Examine the entries and show every line in which the word "exécutif" is found.

▶ **Items**
───

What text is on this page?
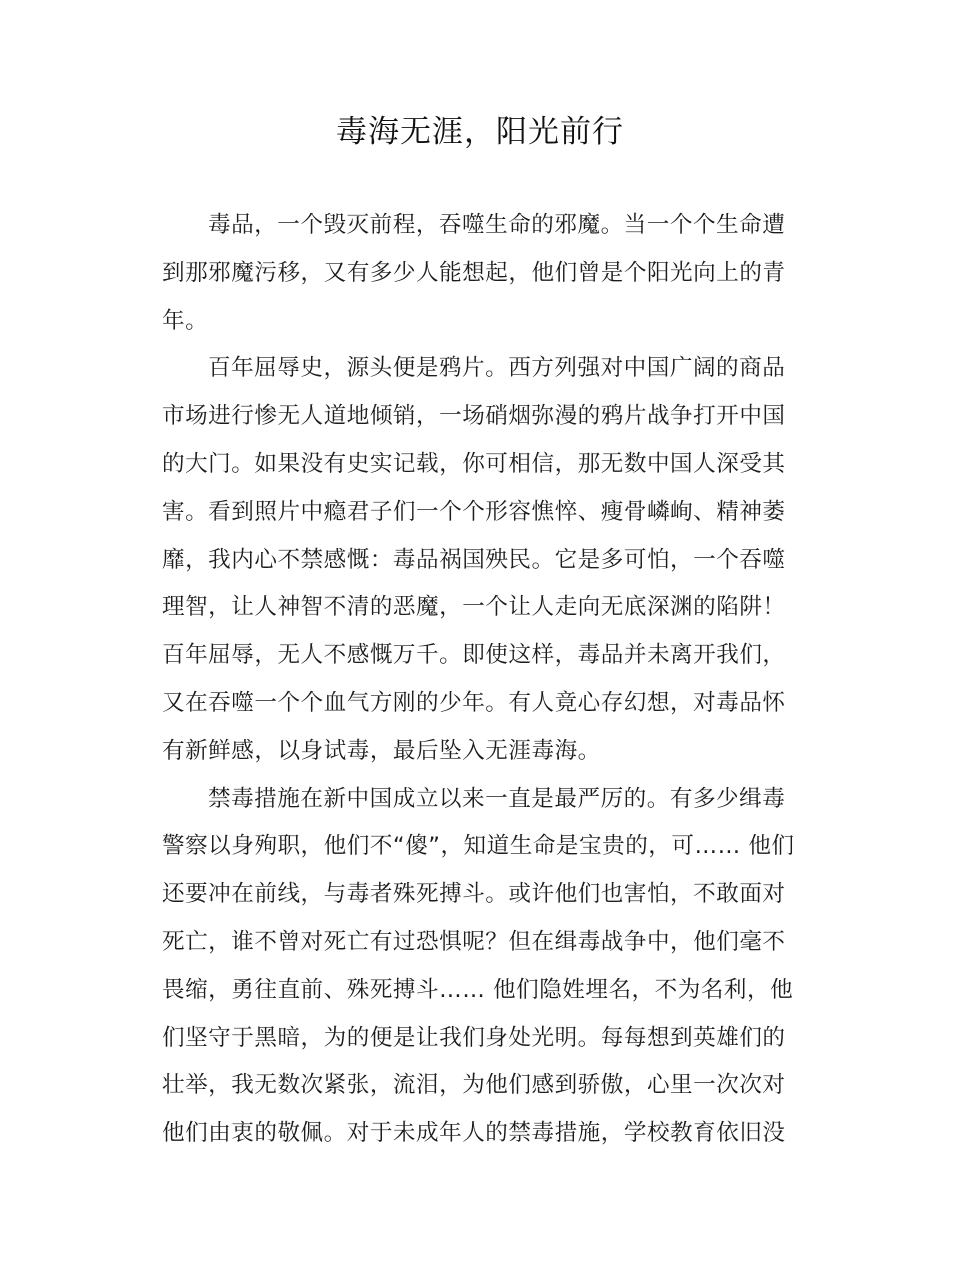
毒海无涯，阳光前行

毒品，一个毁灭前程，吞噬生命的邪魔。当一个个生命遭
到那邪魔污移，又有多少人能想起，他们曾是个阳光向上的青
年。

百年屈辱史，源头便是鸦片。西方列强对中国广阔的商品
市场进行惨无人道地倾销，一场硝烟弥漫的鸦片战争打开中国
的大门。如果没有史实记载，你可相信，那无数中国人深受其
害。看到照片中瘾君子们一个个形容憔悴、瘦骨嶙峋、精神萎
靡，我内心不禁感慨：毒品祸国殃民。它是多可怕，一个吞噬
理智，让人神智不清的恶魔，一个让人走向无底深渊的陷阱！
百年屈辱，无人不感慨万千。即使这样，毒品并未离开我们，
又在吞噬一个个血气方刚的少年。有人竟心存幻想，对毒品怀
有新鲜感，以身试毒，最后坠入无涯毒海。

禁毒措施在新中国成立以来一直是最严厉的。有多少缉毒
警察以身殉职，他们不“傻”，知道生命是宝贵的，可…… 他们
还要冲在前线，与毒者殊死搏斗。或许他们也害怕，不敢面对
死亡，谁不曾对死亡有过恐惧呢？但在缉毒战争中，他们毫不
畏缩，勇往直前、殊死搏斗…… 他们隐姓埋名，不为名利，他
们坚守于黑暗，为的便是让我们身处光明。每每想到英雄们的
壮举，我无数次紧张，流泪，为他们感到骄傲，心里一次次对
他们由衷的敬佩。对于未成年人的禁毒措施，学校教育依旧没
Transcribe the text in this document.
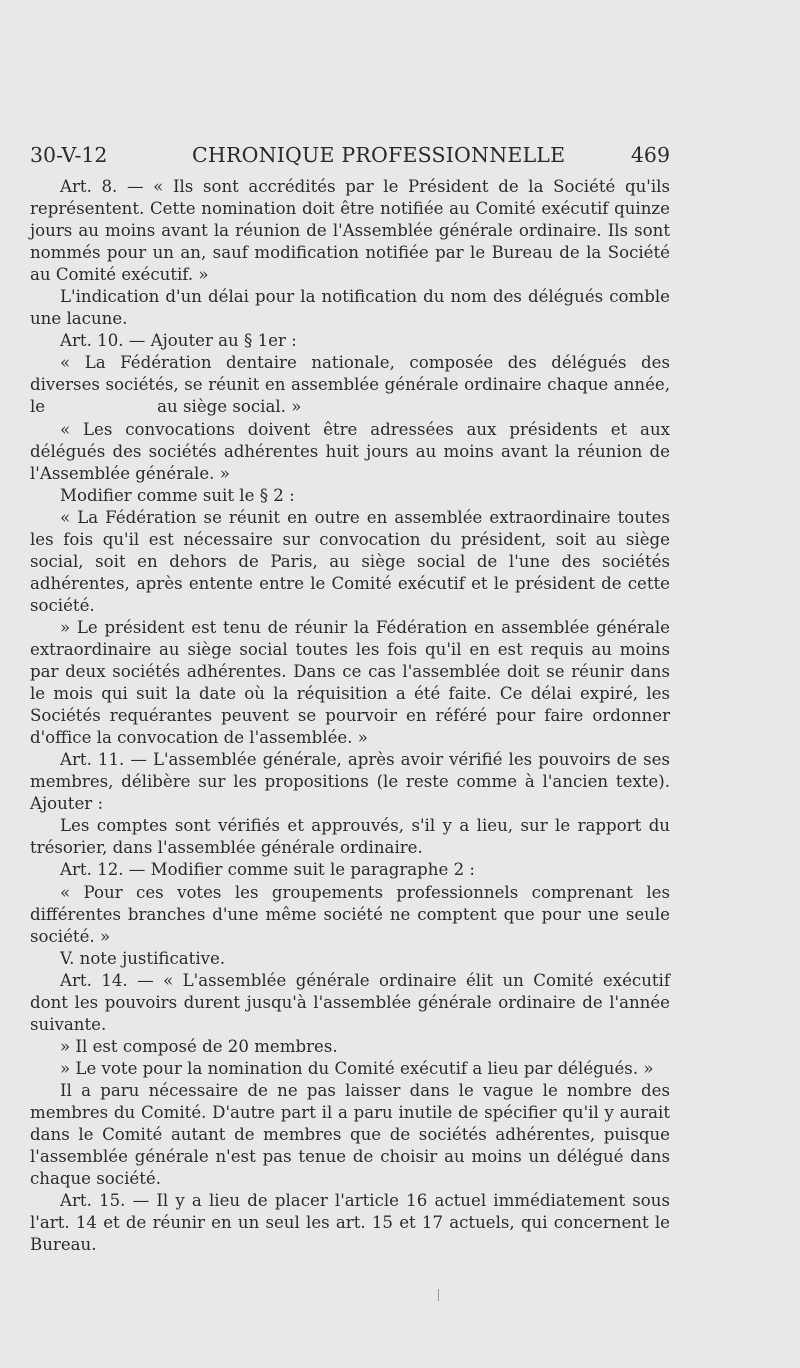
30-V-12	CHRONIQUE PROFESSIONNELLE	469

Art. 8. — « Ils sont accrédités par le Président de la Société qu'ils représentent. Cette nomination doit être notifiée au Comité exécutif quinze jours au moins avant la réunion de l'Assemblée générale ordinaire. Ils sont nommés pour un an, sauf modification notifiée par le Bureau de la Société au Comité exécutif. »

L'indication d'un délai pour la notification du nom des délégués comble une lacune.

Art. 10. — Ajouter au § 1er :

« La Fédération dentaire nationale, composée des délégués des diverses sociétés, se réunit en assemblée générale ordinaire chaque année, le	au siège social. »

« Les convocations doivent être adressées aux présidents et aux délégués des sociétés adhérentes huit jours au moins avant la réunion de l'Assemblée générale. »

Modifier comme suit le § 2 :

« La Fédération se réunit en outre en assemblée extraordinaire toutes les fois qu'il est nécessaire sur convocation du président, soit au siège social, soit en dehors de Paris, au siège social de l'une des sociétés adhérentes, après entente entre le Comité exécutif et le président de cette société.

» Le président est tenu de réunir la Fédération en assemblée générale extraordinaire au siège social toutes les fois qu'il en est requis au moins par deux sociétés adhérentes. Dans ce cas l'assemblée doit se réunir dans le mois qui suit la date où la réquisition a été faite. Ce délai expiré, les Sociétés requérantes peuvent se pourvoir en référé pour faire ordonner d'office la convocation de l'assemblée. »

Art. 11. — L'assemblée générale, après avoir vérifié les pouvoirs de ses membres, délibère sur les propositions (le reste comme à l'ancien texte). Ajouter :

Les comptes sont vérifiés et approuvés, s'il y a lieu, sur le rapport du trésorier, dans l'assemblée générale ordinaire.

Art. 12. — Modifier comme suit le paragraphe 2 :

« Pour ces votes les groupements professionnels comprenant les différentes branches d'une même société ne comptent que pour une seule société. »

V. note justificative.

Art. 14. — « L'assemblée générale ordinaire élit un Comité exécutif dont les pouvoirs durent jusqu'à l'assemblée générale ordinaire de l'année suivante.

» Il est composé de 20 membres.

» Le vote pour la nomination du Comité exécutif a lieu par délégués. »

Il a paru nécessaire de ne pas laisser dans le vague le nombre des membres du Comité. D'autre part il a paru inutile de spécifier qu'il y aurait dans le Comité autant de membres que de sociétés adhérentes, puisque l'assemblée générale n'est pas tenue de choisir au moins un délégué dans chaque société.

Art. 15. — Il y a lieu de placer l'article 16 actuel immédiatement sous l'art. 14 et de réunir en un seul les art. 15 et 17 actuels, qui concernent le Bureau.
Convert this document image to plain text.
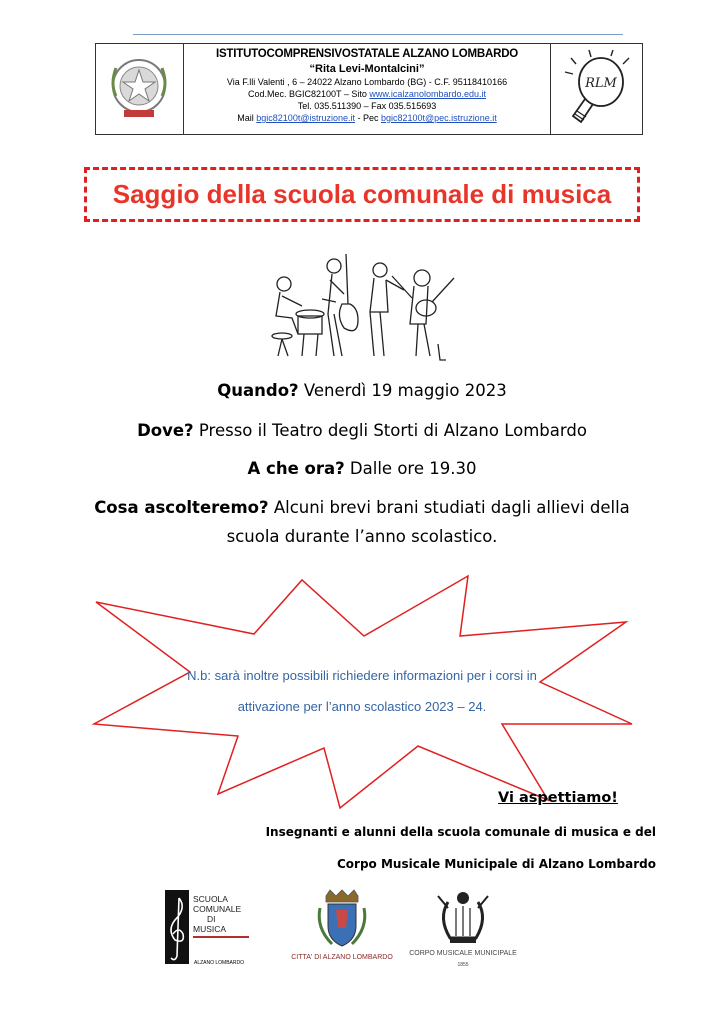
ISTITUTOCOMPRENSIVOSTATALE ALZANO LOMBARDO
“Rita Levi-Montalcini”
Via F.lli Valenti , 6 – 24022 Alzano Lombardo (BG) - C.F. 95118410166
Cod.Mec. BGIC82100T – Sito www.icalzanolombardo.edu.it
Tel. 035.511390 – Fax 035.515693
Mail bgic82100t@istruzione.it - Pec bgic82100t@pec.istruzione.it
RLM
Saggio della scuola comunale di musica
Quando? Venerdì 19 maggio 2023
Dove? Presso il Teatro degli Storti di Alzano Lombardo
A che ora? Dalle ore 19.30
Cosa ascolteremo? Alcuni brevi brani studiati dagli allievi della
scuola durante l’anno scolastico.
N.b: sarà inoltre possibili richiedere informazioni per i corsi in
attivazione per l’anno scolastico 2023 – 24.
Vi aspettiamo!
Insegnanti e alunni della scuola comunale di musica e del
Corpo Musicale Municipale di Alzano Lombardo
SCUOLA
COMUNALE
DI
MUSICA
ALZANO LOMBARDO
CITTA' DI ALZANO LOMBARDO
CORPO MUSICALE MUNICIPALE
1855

───

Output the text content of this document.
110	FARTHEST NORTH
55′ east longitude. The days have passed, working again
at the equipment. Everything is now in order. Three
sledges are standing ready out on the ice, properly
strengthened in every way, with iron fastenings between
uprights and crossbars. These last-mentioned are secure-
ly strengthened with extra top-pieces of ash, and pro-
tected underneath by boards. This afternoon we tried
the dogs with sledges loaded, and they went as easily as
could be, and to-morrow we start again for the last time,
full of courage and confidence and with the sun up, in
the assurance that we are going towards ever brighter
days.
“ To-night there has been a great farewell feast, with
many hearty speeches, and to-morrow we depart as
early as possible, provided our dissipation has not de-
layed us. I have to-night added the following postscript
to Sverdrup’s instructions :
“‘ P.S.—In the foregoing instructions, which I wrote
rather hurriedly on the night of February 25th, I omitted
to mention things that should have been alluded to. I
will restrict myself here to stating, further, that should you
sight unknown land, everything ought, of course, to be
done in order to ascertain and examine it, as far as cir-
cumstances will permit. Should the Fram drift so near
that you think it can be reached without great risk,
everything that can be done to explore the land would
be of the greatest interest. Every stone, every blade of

───

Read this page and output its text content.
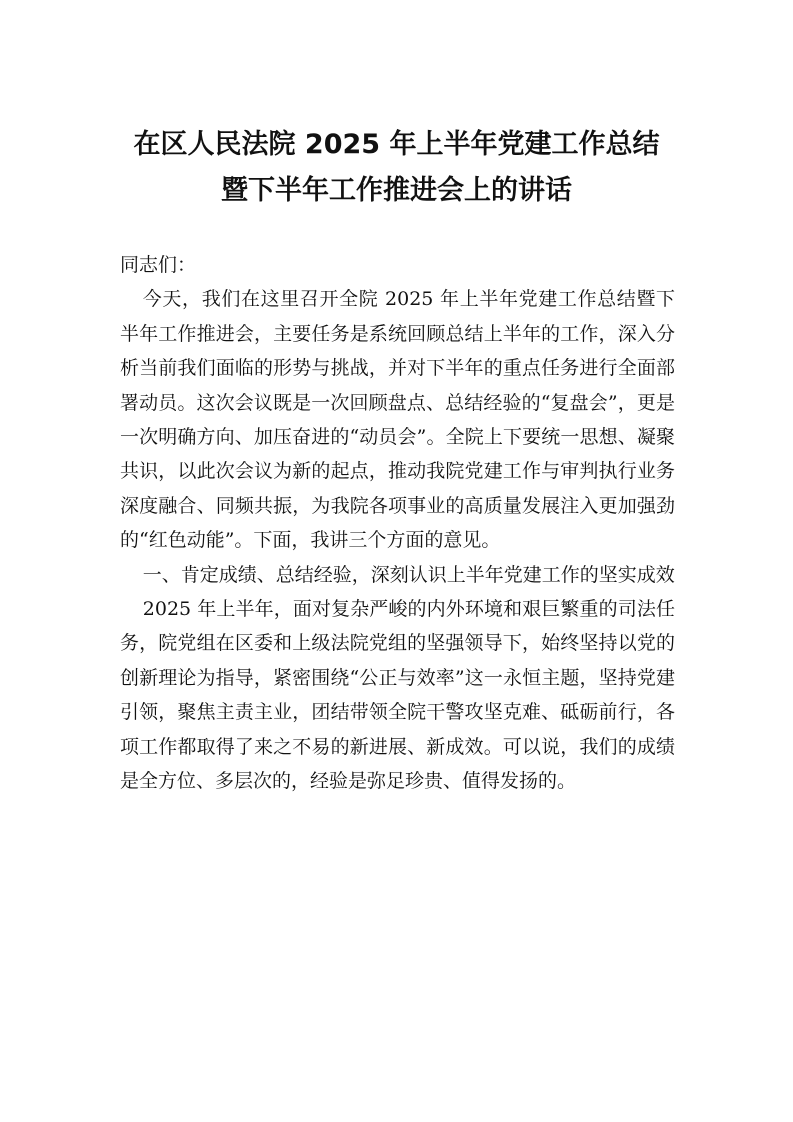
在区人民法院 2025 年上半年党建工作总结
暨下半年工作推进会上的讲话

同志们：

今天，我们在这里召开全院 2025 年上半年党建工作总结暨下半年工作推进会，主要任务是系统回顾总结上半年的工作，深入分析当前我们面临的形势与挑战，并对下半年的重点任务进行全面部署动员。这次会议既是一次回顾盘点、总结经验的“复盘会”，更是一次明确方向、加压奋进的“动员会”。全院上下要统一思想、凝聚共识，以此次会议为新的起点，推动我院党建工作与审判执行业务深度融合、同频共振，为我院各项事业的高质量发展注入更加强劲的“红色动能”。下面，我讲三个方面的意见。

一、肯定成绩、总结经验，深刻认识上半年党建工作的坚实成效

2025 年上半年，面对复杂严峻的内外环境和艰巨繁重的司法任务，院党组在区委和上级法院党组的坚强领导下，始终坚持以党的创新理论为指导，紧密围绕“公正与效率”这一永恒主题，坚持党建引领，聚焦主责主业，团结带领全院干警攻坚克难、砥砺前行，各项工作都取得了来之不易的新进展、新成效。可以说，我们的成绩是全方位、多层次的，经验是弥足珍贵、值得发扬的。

───

▶ **Result of the task**
Art. 8. — « Ils sont accrédités par le Président de la Société qu'ils représentent. Cette nomination doit être notifiée au Comité exécutif quinze jours au moins avant la réunion de l'Assemblée générale ordinaire. Ils sont nommés pour un an, sauf modification notifiée par le Bureau de la Société au Comité exécutif. »
« La Fédération se réunit en outre en assemblée extraordinaire toutes les fois qu'il est nécessaire sur convocation du président, soit au siège social, soit en dehors de Paris, au siège social de l'une des sociétés adhérentes, après entente entre le Comité exécutif et le président de cette société.
Art. 14. — « L'assemblée générale ordinaire élit un Comité exécutif dont les pouvoirs durent jusqu'à l'assemblée générale ordinaire de l'année suivante.
» Le vote pour la nomination du Comité exécutif a lieu par délégués. »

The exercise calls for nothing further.